== Request ==
Write out each of the records that follow, line for line and character for character, changing nothing.

== Information supplied ==
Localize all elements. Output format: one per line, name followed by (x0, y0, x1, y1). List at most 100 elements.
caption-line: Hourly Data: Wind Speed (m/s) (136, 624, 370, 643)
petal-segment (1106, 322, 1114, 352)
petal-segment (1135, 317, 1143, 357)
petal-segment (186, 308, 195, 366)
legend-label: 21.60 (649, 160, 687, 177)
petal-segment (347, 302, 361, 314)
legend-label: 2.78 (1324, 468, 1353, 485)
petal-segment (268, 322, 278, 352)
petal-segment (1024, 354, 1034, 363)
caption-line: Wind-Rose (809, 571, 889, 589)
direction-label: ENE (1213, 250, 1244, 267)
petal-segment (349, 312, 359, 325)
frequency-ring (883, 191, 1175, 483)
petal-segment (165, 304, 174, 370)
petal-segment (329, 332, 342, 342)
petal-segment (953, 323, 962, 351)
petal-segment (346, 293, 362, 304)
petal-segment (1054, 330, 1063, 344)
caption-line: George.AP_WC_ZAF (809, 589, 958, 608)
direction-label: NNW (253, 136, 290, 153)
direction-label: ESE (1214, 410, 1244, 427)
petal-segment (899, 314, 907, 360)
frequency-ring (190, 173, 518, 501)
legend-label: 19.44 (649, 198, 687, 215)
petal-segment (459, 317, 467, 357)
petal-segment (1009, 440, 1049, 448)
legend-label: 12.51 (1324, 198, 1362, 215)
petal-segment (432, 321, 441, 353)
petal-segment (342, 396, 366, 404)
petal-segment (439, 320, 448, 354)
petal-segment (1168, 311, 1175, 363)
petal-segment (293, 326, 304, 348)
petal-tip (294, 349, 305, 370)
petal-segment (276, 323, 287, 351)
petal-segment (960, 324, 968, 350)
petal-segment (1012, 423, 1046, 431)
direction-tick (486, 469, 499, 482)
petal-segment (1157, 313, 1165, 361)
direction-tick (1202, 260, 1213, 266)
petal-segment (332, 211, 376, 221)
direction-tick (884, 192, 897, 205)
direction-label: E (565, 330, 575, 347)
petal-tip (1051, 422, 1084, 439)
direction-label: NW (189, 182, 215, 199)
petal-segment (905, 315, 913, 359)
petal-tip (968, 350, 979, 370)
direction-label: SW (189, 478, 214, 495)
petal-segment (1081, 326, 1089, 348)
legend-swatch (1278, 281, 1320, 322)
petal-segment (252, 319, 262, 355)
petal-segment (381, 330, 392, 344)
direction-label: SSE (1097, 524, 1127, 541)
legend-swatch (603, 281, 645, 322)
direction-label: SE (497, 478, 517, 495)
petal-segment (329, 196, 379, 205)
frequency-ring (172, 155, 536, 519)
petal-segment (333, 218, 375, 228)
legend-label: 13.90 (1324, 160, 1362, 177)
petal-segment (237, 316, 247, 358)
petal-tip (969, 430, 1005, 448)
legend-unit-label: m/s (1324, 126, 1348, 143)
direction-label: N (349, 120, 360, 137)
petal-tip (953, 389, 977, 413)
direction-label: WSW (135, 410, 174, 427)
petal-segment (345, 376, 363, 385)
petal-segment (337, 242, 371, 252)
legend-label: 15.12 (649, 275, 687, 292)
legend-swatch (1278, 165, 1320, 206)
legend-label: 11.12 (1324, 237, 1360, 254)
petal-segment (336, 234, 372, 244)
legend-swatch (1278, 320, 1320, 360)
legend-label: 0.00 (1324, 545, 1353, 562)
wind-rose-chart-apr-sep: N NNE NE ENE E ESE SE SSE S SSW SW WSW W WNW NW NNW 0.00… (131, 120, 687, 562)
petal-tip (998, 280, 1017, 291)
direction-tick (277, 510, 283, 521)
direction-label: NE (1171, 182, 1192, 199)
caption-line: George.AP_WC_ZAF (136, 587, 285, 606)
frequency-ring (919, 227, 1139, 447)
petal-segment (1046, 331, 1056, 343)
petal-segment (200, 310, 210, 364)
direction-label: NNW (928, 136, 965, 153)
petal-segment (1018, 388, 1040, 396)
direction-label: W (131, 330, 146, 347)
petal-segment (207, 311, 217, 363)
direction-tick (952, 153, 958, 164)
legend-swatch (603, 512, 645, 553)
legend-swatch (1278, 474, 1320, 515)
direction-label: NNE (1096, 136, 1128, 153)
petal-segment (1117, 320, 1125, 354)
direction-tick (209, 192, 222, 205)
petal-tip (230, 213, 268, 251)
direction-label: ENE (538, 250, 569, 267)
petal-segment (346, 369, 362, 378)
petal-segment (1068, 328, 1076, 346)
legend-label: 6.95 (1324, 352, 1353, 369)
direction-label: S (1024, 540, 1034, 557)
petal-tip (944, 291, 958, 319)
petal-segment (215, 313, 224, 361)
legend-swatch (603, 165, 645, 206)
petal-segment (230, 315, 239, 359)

== Solution ==
Localize all elements. Output format: one per line, name followed by (x0, y0, x1, y1). List at most 100 elements.
caption-line: Hourly Data: Wind Speed (m/s) (136, 624, 370, 643)
petal-segment (1106, 322, 1114, 352)
petal-segment (1135, 317, 1143, 357)
petal-segment (186, 308, 195, 366)
legend-label: 21.60 (649, 160, 687, 177)
petal-segment (347, 302, 361, 314)
legend-label: 2.78 (1324, 468, 1353, 485)
petal-segment (268, 322, 278, 352)
petal-segment (1024, 354, 1034, 363)
caption-line: Wind-Rose (809, 571, 889, 589)
direction-label: ENE (1213, 250, 1244, 267)
petal-segment (349, 312, 359, 325)
frequency-ring (883, 191, 1175, 483)
petal-segment (165, 304, 174, 370)
petal-segment (329, 332, 342, 342)
petal-segment (953, 323, 962, 351)
petal-segment (346, 293, 362, 304)
petal-segment (1054, 330, 1063, 344)
caption-line: George.AP_WC_ZAF (809, 589, 958, 608)
direction-label: NNW (253, 136, 290, 153)
direction-label: ESE (1214, 410, 1244, 427)
petal-segment (899, 314, 907, 360)
frequency-ring (190, 173, 518, 501)
legend-label: 19.44 (649, 198, 687, 215)
petal-segment (459, 317, 467, 357)
petal-segment (1009, 440, 1049, 448)
legend-label: 12.51 (1324, 198, 1362, 215)
petal-segment (432, 321, 441, 353)
petal-segment (342, 396, 366, 404)
petal-segment (439, 320, 448, 354)
petal-segment (1168, 311, 1175, 363)
petal-segment (293, 326, 304, 348)
petal-tip (294, 349, 305, 370)
petal-segment (276, 323, 287, 351)
petal-segment (960, 324, 968, 350)
petal-segment (1012, 423, 1046, 431)
direction-tick (486, 469, 499, 482)
petal-segment (1157, 313, 1165, 361)
direction-tick (1202, 260, 1213, 266)
petal-segment (332, 211, 376, 221)
direction-tick (884, 192, 897, 205)
direction-label: E (565, 330, 575, 347)
petal-tip (1051, 422, 1084, 439)
direction-label: NW (189, 182, 215, 199)
petal-segment (905, 315, 913, 359)
petal-tip (968, 350, 979, 370)
direction-label: SW (189, 478, 214, 495)
petal-segment (1081, 326, 1089, 348)
legend-swatch (1278, 281, 1320, 322)
petal-segment (252, 319, 262, 355)
petal-segment (381, 330, 392, 344)
direction-label: SSE (1097, 524, 1127, 541)
legend-swatch (603, 281, 645, 322)
direction-label: SE (497, 478, 517, 495)
petal-segment (329, 196, 379, 205)
frequency-ring (172, 155, 536, 519)
petal-segment (333, 218, 375, 228)
legend-label: 13.90 (1324, 160, 1362, 177)
petal-segment (237, 316, 247, 358)
petal-tip (969, 430, 1005, 448)
legend-unit-label: m/s (1324, 126, 1348, 143)
direction-label: N (349, 120, 360, 137)
petal-tip (953, 389, 977, 413)
direction-label: WSW (135, 410, 174, 427)
petal-segment (345, 376, 363, 385)
petal-segment (337, 242, 371, 252)
legend-label: 15.12 (649, 275, 687, 292)
legend-swatch (1278, 165, 1320, 206)
legend-label: 11.12 (1324, 237, 1360, 254)
petal-segment (336, 234, 372, 244)
legend-swatch (1278, 320, 1320, 360)
legend-label: 0.00 (1324, 545, 1353, 562)
wind-rose-chart-apr-sep: N NNE NE ENE E ESE SE SSE S SSW SW WSW W WNW NW NNW 0.00… (131, 120, 687, 562)
petal-tip (998, 280, 1017, 291)
direction-tick (277, 510, 283, 521)
direction-label: NE (1171, 182, 1192, 199)
caption-line: George.AP_WC_ZAF (136, 587, 285, 606)
frequency-ring (919, 227, 1139, 447)
petal-segment (1046, 331, 1056, 343)
petal-segment (200, 310, 210, 364)
direction-label: NNW (928, 136, 965, 153)
petal-segment (1018, 388, 1040, 396)
direction-label: W (131, 330, 146, 347)
petal-segment (207, 311, 217, 363)
direction-tick (952, 153, 958, 164)
legend-swatch (603, 512, 645, 553)
legend-swatch (1278, 474, 1320, 515)
direction-label: NNE (1096, 136, 1128, 153)
petal-segment (1117, 320, 1125, 354)
direction-tick (209, 192, 222, 205)
petal-tip (230, 213, 268, 251)
direction-label: ENE (538, 250, 569, 267)
petal-segment (346, 369, 362, 378)
petal-segment (1068, 328, 1076, 346)
legend-label: 6.95 (1324, 352, 1353, 369)
direction-label: S (1024, 540, 1034, 557)
petal-tip (944, 291, 958, 319)
petal-segment (215, 313, 224, 361)
legend-swatch (603, 165, 645, 206)
petal-segment (230, 315, 239, 359)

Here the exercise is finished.